TASK REQUIREMENTS:
Here are records with pictures in them. Copy all of them exactly and leave the pictures out.

━━━━━━

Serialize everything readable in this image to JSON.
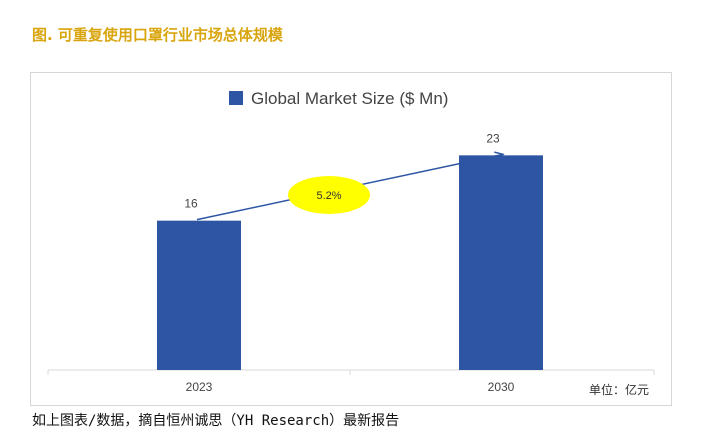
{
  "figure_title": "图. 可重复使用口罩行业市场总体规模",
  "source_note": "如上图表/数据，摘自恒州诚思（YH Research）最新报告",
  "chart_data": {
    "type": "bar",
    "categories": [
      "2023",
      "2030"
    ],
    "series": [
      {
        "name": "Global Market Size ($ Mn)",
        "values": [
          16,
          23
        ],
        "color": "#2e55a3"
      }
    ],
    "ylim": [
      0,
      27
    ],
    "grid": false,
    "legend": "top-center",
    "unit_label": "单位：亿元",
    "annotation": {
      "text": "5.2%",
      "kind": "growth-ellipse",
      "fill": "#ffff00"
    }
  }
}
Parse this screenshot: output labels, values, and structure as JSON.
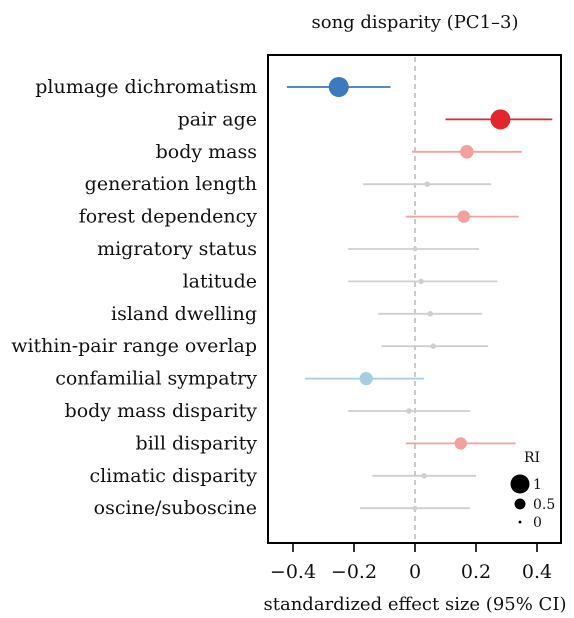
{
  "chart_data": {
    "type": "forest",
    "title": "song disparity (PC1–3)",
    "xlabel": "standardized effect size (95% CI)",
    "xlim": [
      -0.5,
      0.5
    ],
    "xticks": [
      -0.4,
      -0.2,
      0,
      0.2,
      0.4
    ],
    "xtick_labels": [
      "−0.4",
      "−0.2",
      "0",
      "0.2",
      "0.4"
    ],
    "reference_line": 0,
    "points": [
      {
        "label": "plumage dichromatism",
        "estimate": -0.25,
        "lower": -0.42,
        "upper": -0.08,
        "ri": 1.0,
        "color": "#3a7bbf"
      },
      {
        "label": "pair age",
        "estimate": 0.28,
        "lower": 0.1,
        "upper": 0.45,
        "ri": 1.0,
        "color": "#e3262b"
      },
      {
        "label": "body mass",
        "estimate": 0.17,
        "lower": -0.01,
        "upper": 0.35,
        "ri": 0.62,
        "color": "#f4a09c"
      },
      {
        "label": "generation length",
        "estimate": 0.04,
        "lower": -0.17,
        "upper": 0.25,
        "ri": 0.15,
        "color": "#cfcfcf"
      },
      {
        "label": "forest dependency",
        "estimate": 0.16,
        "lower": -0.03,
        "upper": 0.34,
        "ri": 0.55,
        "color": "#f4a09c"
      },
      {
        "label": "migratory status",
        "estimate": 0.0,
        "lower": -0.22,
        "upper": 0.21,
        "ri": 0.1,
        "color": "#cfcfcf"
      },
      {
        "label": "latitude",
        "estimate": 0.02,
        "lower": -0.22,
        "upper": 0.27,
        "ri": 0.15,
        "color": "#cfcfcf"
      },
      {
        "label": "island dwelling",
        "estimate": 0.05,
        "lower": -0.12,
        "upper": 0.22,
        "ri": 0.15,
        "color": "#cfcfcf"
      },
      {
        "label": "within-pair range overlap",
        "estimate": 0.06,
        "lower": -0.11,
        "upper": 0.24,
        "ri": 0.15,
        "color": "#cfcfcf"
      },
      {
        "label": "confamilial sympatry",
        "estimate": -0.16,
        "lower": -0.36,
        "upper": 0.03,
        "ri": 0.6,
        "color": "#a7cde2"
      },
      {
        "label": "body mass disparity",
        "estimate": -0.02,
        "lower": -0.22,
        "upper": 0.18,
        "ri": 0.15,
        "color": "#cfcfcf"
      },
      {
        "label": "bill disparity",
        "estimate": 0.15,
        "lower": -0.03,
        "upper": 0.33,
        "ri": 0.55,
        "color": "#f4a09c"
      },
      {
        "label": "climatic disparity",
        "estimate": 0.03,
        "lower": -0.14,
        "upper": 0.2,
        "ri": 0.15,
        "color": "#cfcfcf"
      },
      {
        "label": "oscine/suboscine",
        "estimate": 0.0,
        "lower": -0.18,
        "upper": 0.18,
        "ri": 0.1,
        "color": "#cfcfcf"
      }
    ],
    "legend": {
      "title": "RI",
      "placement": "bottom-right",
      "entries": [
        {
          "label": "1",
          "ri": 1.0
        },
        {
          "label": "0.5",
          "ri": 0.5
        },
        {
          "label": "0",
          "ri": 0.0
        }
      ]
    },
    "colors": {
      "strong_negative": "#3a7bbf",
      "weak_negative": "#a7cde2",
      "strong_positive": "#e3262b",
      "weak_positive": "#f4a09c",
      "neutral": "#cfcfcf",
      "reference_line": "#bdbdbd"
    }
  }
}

━━━━━━

COMPLETE OUTPUT:
Serialize everything readable in this image to JSON.
{
  "figure_title": "图. 可重复使用口罩行业市场总体规模",
  "source_note": "如上图表/数据，摘自恒州诚思（YH Research）最新报告",
  "chart_data": {
    "type": "bar",
    "categories": [
      "2023",
      "2030"
    ],
    "series": [
      {
        "name": "Global Market Size ($ Mn)",
        "values": [
          16,
          23
        ],
        "color": "#2e55a3"
      }
    ],
    "ylim": [
      0,
      27
    ],
    "grid": false,
    "legend": "top-center",
    "unit_label": "单位：亿元",
    "annotation": {
      "text": "5.2%",
      "kind": "growth-ellipse",
      "fill": "#ffff00"
    }
  }
}
Parse this screenshot: output labels, values, and structure as JSON.
{
  "chart_data": {
    "type": "forest",
    "title": "song disparity (PC1–3)",
    "xlabel": "standardized effect size (95% CI)",
    "xlim": [
      -0.5,
      0.5
    ],
    "xticks": [
      -0.4,
      -0.2,
      0,
      0.2,
      0.4
    ],
    "xtick_labels": [
      "−0.4",
      "−0.2",
      "0",
      "0.2",
      "0.4"
    ],
    "reference_line": 0,
    "points": [
      {
        "label": "plumage dichromatism",
        "estimate": -0.25,
        "lower": -0.42,
        "upper": -0.08,
        "ri": 1.0,
        "color": "#3a7bbf"
      },
      {
        "label": "pair age",
        "estimate": 0.28,
        "lower": 0.1,
        "upper": 0.45,
        "ri": 1.0,
        "color": "#e3262b"
      },
      {
        "label": "body mass",
        "estimate": 0.17,
        "lower": -0.01,
        "upper": 0.35,
        "ri": 0.62,
        "color": "#f4a09c"
      },
      {
        "label": "generation length",
        "estimate": 0.04,
        "lower": -0.17,
        "upper": 0.25,
        "ri": 0.15,
        "color": "#cfcfcf"
      },
      {
        "label": "forest dependency",
        "estimate": 0.16,
        "lower": -0.03,
        "upper": 0.34,
        "ri": 0.55,
        "color": "#f4a09c"
      },
      {
        "label": "migratory status",
        "estimate": 0.0,
        "lower": -0.22,
        "upper": 0.21,
        "ri": 0.1,
        "color": "#cfcfcf"
      },
      {
        "label": "latitude",
        "estimate": 0.02,
        "lower": -0.22,
        "upper": 0.27,
        "ri": 0.15,
        "color": "#cfcfcf"
      },
      {
        "label": "island dwelling",
        "estimate": 0.05,
        "lower": -0.12,
        "upper": 0.22,
        "ri": 0.15,
        "color": "#cfcfcf"
      },
      {
        "label": "within-pair range overlap",
        "estimate": 0.06,
        "lower": -0.11,
        "upper": 0.24,
        "ri": 0.15,
        "color": "#cfcfcf"
      },
      {
        "label": "confamilial sympatry",
        "estimate": -0.16,
        "lower": -0.36,
        "upper": 0.03,
        "ri": 0.6,
        "color": "#a7cde2"
      },
      {
        "label": "body mass disparity",
        "estimate": -0.02,
        "lower": -0.22,
        "upper": 0.18,
        "ri": 0.15,
        "color": "#cfcfcf"
      },
      {
        "label": "bill disparity",
        "estimate": 0.15,
        "lower": -0.03,
        "upper": 0.33,
        "ri": 0.55,
        "color": "#f4a09c"
      },
      {
        "label": "climatic disparity",
        "estimate": 0.03,
        "lower": -0.14,
        "upper": 0.2,
        "ri": 0.15,
        "color": "#cfcfcf"
      },
      {
        "label": "oscine/suboscine",
        "estimate": 0.0,
        "lower": -0.18,
        "upper": 0.18,
        "ri": 0.1,
        "color": "#cfcfcf"
      }
    ],
    "legend": {
      "title": "RI",
      "placement": "bottom-right",
      "entries": [
        {
          "label": "1",
          "ri": 1.0
        },
        {
          "label": "0.5",
          "ri": 0.5
        },
        {
          "label": "0",
          "ri": 0.0
        }
      ]
    },
    "colors": {
      "strong_negative": "#3a7bbf",
      "weak_negative": "#a7cde2",
      "strong_positive": "#e3262b",
      "weak_positive": "#f4a09c",
      "neutral": "#cfcfcf",
      "reference_line": "#bdbdbd"
    }
  }
}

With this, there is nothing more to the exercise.